__DATA TO PROCESS__.
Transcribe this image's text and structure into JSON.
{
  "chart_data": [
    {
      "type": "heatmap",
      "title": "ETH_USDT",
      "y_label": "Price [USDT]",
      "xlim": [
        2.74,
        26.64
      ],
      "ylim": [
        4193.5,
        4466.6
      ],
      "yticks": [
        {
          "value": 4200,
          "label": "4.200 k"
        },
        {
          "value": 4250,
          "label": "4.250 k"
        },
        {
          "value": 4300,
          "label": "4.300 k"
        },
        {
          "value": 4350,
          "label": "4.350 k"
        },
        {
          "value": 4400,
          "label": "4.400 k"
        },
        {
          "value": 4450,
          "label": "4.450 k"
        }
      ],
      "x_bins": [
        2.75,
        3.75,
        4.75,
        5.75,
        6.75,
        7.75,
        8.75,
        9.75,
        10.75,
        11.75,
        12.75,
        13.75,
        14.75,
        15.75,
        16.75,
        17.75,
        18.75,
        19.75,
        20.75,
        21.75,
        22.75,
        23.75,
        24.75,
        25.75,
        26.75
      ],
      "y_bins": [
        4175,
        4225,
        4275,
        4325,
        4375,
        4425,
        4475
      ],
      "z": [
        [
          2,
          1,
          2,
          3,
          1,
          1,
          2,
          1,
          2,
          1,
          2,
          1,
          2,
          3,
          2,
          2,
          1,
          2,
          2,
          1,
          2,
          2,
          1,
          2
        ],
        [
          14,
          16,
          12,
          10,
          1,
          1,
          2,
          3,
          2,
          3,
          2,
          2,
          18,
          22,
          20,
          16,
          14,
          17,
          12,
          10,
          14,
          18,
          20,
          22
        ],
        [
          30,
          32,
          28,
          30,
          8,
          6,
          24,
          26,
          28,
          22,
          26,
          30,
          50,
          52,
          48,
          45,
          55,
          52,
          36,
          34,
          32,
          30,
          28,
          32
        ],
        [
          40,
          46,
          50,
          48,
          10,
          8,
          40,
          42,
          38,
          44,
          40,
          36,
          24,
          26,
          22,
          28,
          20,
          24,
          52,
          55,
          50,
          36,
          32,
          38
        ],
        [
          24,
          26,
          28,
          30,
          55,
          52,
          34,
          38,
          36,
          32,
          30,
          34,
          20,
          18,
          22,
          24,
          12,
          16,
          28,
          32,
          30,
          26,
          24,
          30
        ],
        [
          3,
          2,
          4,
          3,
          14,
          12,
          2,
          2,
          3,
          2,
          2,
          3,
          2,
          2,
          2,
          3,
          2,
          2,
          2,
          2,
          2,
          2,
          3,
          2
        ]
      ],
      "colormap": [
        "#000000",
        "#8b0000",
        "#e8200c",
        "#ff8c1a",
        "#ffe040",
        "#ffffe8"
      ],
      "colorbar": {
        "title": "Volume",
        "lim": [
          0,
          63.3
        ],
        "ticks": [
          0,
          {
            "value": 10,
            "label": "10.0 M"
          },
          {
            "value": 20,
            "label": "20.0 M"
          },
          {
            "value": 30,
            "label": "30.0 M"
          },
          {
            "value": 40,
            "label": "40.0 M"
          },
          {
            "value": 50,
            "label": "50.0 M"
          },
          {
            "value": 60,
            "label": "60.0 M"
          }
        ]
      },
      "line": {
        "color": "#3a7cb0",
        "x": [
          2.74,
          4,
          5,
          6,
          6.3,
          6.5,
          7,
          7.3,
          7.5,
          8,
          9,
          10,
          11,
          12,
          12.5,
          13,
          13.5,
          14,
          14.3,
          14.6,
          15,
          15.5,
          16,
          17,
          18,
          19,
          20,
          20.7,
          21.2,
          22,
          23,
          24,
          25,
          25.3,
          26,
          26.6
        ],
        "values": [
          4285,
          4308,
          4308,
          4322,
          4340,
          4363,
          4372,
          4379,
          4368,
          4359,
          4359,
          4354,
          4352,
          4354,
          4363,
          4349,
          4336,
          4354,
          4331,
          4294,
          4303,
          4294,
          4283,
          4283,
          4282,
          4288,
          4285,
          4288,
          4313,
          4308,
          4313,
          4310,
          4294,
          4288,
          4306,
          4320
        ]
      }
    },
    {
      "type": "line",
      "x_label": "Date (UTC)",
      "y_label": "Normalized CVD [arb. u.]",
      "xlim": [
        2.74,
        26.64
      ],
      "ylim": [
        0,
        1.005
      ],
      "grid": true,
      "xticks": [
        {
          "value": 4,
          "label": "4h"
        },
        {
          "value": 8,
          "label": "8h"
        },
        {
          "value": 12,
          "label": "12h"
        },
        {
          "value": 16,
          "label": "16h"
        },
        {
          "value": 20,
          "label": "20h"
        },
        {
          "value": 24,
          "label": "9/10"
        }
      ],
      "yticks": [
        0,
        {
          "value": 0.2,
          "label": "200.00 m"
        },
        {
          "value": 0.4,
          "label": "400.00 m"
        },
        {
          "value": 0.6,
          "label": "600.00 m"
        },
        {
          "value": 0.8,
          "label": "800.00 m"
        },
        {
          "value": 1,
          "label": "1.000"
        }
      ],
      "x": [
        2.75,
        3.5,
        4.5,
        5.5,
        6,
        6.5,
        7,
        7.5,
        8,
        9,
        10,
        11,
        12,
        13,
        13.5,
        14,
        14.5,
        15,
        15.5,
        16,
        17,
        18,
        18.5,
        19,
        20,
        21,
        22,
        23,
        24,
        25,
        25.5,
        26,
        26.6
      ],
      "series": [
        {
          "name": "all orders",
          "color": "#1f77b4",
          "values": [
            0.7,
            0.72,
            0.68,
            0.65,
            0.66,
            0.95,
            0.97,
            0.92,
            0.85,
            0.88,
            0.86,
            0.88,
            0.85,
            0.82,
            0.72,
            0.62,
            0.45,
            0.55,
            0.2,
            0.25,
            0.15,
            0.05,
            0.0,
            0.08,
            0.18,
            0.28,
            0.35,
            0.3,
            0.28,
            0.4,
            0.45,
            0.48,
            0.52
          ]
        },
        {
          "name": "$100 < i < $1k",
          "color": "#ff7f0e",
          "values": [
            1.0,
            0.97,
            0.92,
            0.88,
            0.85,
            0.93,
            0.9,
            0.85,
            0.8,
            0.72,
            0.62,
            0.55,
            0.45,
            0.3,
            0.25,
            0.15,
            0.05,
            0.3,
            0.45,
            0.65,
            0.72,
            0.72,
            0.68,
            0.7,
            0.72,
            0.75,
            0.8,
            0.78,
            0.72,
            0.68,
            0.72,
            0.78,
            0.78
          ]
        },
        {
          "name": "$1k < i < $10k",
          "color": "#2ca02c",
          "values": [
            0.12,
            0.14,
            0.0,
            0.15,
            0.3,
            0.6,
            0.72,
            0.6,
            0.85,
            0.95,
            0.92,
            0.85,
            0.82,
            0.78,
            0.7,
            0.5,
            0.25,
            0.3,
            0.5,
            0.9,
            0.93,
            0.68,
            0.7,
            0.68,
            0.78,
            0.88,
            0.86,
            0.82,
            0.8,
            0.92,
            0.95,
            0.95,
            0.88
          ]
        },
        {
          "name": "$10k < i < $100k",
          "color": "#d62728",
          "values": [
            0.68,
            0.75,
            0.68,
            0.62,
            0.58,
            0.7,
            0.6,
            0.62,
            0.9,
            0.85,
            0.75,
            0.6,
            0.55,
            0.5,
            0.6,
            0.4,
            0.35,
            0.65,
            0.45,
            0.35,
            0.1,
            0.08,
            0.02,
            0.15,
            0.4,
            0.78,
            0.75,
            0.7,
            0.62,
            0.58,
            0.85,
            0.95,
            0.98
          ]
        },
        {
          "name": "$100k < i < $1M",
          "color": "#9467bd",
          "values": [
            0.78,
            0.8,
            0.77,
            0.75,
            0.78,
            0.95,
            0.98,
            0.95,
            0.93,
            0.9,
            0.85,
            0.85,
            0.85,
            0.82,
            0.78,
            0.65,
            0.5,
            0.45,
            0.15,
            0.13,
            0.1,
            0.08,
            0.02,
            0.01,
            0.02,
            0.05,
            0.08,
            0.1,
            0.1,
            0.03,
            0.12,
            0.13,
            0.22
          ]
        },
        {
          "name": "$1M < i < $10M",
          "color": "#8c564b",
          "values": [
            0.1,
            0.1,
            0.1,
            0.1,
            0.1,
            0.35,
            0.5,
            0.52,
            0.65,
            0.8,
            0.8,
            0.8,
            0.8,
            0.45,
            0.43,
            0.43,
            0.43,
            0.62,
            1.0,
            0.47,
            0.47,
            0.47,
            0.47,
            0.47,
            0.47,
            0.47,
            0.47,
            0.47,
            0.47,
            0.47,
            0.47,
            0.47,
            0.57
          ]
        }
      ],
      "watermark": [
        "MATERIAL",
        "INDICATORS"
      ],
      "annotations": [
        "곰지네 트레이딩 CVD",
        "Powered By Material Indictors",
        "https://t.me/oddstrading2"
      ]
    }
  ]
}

__YOUR GOAL__. Extract all lines from the material above that include the word "name".

__SOLVED PROBLEM__.
          "name": "all orders",
          "name": "$100 < i < $1k",
          "name": "$1k < i < $10k",
          "name": "$10k < i < $100k",
          "name": "$100k < i < $1M",
          "name": "$1M < i < $10M",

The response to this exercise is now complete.